◆ PROBLEM TO WORK ON:
Retype the records below exactly as they appear, but leave out any pictures.

◆ ENTRIES:
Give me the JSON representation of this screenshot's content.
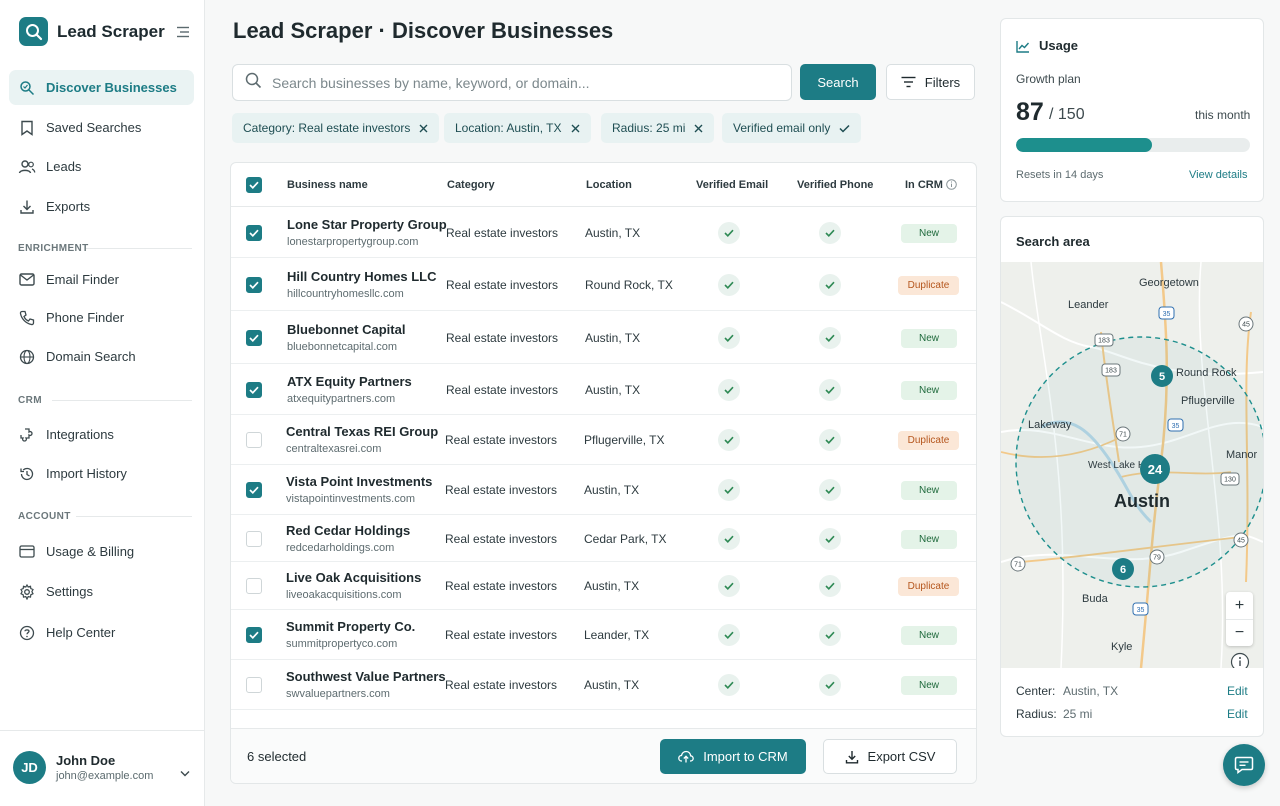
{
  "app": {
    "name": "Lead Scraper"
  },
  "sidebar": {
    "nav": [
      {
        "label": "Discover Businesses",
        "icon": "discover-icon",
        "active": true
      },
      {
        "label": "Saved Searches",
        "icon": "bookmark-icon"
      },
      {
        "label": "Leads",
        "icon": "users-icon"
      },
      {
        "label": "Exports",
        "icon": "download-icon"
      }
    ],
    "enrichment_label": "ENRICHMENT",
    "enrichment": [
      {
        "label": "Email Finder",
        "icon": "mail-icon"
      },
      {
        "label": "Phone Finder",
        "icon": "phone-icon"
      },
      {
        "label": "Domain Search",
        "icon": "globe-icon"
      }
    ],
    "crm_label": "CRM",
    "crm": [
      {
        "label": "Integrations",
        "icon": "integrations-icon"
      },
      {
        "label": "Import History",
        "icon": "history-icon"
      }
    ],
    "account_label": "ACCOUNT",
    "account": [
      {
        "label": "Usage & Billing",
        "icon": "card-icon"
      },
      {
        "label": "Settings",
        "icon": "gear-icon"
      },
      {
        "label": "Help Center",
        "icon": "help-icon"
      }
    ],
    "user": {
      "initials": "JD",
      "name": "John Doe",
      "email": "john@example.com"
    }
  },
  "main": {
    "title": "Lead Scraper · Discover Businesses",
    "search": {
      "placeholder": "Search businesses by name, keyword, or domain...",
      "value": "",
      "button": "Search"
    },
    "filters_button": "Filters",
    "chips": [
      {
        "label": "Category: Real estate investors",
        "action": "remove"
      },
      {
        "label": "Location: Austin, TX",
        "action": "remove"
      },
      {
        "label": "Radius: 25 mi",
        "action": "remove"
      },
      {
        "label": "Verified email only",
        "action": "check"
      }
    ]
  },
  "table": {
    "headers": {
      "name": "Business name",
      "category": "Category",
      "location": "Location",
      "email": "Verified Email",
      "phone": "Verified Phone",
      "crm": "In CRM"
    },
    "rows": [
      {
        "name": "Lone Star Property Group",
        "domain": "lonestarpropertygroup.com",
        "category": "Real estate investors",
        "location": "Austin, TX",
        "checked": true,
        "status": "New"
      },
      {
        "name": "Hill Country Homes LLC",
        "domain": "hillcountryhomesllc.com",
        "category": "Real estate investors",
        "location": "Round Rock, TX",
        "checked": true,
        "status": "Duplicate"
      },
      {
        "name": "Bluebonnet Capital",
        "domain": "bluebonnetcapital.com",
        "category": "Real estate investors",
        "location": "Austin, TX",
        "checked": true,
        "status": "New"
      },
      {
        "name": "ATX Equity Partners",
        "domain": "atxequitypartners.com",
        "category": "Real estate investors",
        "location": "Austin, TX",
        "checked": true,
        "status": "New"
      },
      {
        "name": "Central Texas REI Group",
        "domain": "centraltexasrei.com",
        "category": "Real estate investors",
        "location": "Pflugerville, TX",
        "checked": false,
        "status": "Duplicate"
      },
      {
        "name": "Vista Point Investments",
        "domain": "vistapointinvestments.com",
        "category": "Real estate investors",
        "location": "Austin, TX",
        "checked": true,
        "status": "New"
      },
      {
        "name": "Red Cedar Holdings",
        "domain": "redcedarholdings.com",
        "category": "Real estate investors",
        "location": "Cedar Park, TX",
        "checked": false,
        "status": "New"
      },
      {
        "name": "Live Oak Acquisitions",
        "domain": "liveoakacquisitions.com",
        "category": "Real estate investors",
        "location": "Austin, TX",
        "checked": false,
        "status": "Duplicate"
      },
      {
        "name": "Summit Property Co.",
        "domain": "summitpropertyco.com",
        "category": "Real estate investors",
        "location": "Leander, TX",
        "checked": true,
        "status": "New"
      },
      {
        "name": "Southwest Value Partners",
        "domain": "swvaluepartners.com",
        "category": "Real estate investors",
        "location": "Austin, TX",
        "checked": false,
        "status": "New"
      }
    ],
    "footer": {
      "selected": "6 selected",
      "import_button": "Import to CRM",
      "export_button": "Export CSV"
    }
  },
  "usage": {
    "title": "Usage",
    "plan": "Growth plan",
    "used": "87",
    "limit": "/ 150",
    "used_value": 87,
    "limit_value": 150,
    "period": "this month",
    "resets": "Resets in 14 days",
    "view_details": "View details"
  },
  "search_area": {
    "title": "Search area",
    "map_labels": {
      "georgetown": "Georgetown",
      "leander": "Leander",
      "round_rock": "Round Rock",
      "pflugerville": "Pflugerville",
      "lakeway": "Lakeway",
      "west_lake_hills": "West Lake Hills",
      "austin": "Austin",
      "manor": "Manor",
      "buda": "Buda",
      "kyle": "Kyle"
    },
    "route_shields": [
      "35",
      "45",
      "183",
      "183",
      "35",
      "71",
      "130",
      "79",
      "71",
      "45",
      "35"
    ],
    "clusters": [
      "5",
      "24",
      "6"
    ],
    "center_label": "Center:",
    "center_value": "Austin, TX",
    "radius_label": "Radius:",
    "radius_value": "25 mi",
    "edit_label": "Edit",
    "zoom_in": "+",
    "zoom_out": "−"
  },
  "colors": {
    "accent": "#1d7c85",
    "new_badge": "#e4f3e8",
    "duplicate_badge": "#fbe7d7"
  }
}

◆ COMPLETED TASK:
Give me the JSON representation of this screenshot's content.
{
  "app": {
    "name": "Lead Scraper"
  },
  "sidebar": {
    "nav": [
      {
        "label": "Discover Businesses",
        "icon": "discover-icon",
        "active": true
      },
      {
        "label": "Saved Searches",
        "icon": "bookmark-icon"
      },
      {
        "label": "Leads",
        "icon": "users-icon"
      },
      {
        "label": "Exports",
        "icon": "download-icon"
      }
    ],
    "enrichment_label": "ENRICHMENT",
    "enrichment": [
      {
        "label": "Email Finder",
        "icon": "mail-icon"
      },
      {
        "label": "Phone Finder",
        "icon": "phone-icon"
      },
      {
        "label": "Domain Search",
        "icon": "globe-icon"
      }
    ],
    "crm_label": "CRM",
    "crm": [
      {
        "label": "Integrations",
        "icon": "integrations-icon"
      },
      {
        "label": "Import History",
        "icon": "history-icon"
      }
    ],
    "account_label": "ACCOUNT",
    "account": [
      {
        "label": "Usage & Billing",
        "icon": "card-icon"
      },
      {
        "label": "Settings",
        "icon": "gear-icon"
      },
      {
        "label": "Help Center",
        "icon": "help-icon"
      }
    ],
    "user": {
      "initials": "JD",
      "name": "John Doe",
      "email": "john@example.com"
    }
  },
  "main": {
    "title": "Lead Scraper · Discover Businesses",
    "search": {
      "placeholder": "Search businesses by name, keyword, or domain...",
      "value": "",
      "button": "Search"
    },
    "filters_button": "Filters",
    "chips": [
      {
        "label": "Category: Real estate investors",
        "action": "remove"
      },
      {
        "label": "Location: Austin, TX",
        "action": "remove"
      },
      {
        "label": "Radius: 25 mi",
        "action": "remove"
      },
      {
        "label": "Verified email only",
        "action": "check"
      }
    ]
  },
  "table": {
    "headers": {
      "name": "Business name",
      "category": "Category",
      "location": "Location",
      "email": "Verified Email",
      "phone": "Verified Phone",
      "crm": "In CRM"
    },
    "rows": [
      {
        "name": "Lone Star Property Group",
        "domain": "lonestarpropertygroup.com",
        "category": "Real estate investors",
        "location": "Austin, TX",
        "checked": true,
        "status": "New"
      },
      {
        "name": "Hill Country Homes LLC",
        "domain": "hillcountryhomesllc.com",
        "category": "Real estate investors",
        "location": "Round Rock, TX",
        "checked": true,
        "status": "Duplicate"
      },
      {
        "name": "Bluebonnet Capital",
        "domain": "bluebonnetcapital.com",
        "category": "Real estate investors",
        "location": "Austin, TX",
        "checked": true,
        "status": "New"
      },
      {
        "name": "ATX Equity Partners",
        "domain": "atxequitypartners.com",
        "category": "Real estate investors",
        "location": "Austin, TX",
        "checked": true,
        "status": "New"
      },
      {
        "name": "Central Texas REI Group",
        "domain": "centraltexasrei.com",
        "category": "Real estate investors",
        "location": "Pflugerville, TX",
        "checked": false,
        "status": "Duplicate"
      },
      {
        "name": "Vista Point Investments",
        "domain": "vistapointinvestments.com",
        "category": "Real estate investors",
        "location": "Austin, TX",
        "checked": true,
        "status": "New"
      },
      {
        "name": "Red Cedar Holdings",
        "domain": "redcedarholdings.com",
        "category": "Real estate investors",
        "location": "Cedar Park, TX",
        "checked": false,
        "status": "New"
      },
      {
        "name": "Live Oak Acquisitions",
        "domain": "liveoakacquisitions.com",
        "category": "Real estate investors",
        "location": "Austin, TX",
        "checked": false,
        "status": "Duplicate"
      },
      {
        "name": "Summit Property Co.",
        "domain": "summitpropertyco.com",
        "category": "Real estate investors",
        "location": "Leander, TX",
        "checked": true,
        "status": "New"
      },
      {
        "name": "Southwest Value Partners",
        "domain": "swvaluepartners.com",
        "category": "Real estate investors",
        "location": "Austin, TX",
        "checked": false,
        "status": "New"
      }
    ],
    "footer": {
      "selected": "6 selected",
      "import_button": "Import to CRM",
      "export_button": "Export CSV"
    }
  },
  "usage": {
    "title": "Usage",
    "plan": "Growth plan",
    "used": "87",
    "limit": "/ 150",
    "used_value": 87,
    "limit_value": 150,
    "period": "this month",
    "resets": "Resets in 14 days",
    "view_details": "View details"
  },
  "search_area": {
    "title": "Search area",
    "map_labels": {
      "georgetown": "Georgetown",
      "leander": "Leander",
      "round_rock": "Round Rock",
      "pflugerville": "Pflugerville",
      "lakeway": "Lakeway",
      "west_lake_hills": "West Lake Hills",
      "austin": "Austin",
      "manor": "Manor",
      "buda": "Buda",
      "kyle": "Kyle"
    },
    "route_shields": [
      "35",
      "45",
      "183",
      "183",
      "35",
      "71",
      "130",
      "79",
      "71",
      "45",
      "35"
    ],
    "clusters": [
      "5",
      "24",
      "6"
    ],
    "center_label": "Center:",
    "center_value": "Austin, TX",
    "radius_label": "Radius:",
    "radius_value": "25 mi",
    "edit_label": "Edit",
    "zoom_in": "+",
    "zoom_out": "−"
  },
  "colors": {
    "accent": "#1d7c85",
    "new_badge": "#e4f3e8",
    "duplicate_badge": "#fbe7d7"
  }
}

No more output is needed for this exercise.